** WRITTEN EXERCISE **
Locate every line in the records below that contains the word "Tulsa", and copy each one.

** DATA PROVIDED **

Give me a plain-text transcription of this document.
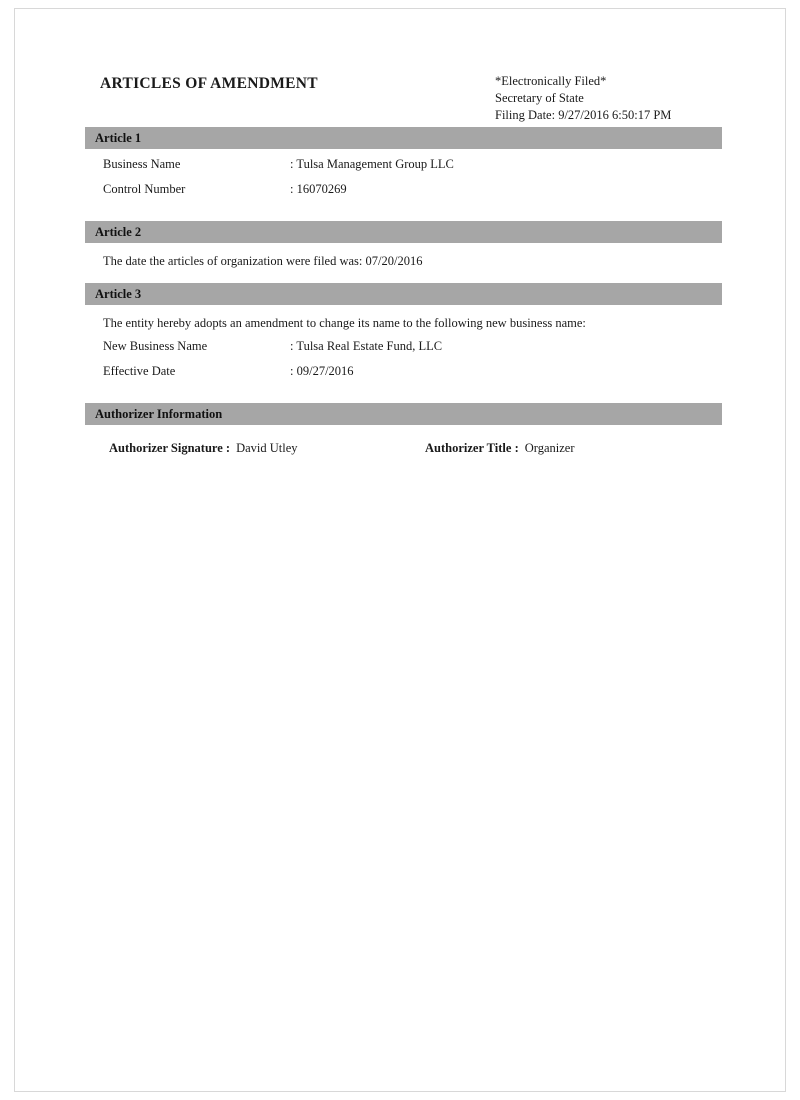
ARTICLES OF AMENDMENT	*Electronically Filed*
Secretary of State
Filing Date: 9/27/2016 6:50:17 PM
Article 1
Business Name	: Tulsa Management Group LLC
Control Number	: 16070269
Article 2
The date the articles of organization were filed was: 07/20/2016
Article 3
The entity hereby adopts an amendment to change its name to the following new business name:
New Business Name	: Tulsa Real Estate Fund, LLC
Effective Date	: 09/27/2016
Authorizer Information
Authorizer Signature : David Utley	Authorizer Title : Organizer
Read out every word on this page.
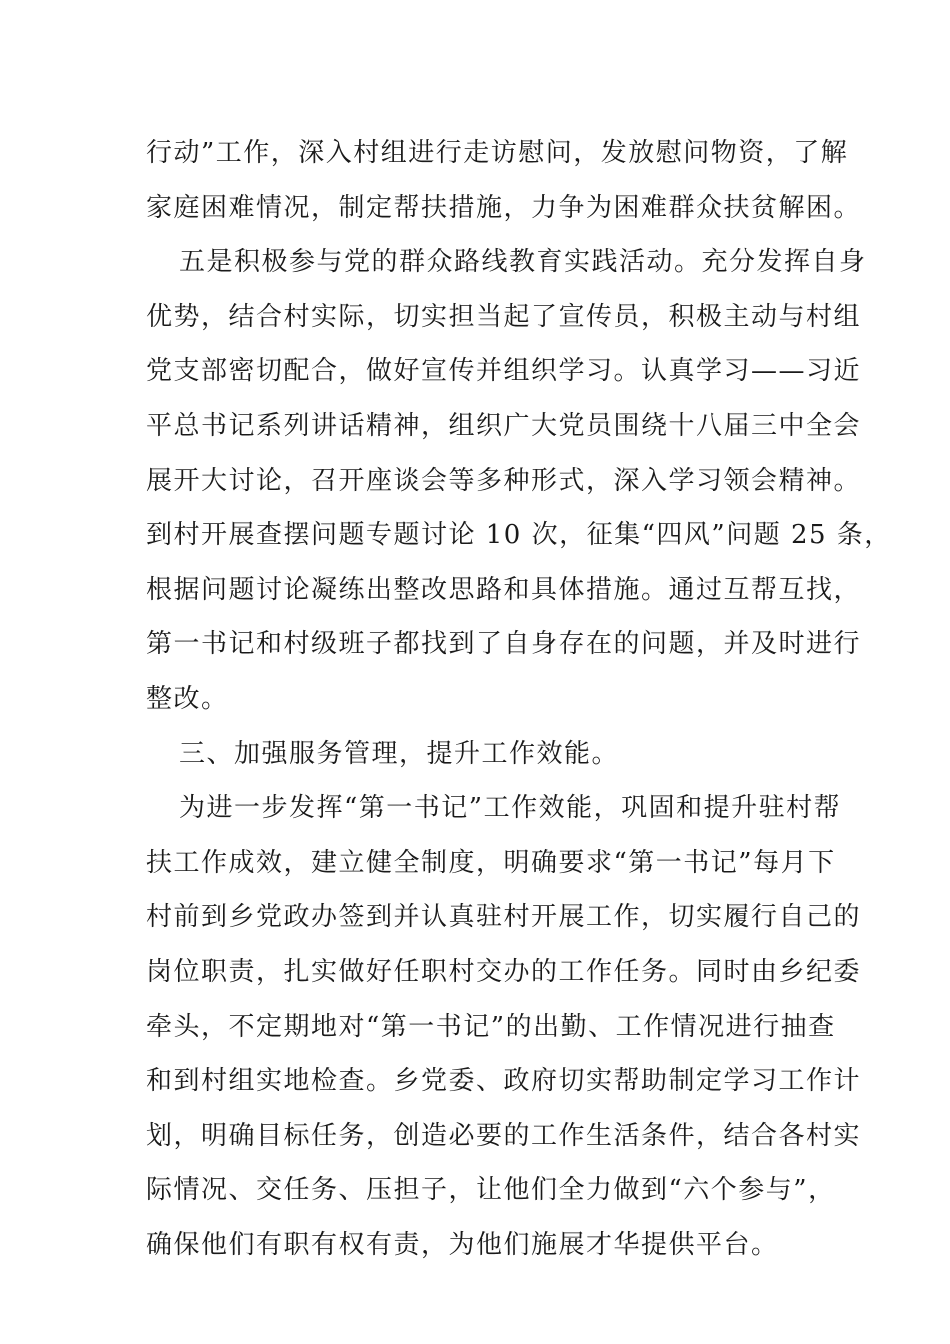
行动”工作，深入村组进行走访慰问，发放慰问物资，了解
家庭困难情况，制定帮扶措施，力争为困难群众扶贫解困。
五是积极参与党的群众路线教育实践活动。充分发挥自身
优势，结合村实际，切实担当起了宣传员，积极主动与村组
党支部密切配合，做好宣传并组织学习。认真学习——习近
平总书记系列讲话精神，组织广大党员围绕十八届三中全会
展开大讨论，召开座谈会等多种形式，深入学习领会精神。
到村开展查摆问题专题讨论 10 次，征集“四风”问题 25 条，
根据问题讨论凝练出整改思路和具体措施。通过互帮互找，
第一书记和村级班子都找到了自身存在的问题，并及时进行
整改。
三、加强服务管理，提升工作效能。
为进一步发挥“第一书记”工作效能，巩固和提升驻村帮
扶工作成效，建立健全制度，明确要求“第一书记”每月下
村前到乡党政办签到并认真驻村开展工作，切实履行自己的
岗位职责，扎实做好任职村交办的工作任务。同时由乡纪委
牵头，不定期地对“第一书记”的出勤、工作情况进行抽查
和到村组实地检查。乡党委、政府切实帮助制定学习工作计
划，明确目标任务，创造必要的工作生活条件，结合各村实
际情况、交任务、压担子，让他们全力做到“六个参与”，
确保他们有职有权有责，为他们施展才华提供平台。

** SOLUTION TO THE PROBLEM **
Business Name	: Tulsa Management Group LLC
New Business Name	: Tulsa Real Estate Fund, LLC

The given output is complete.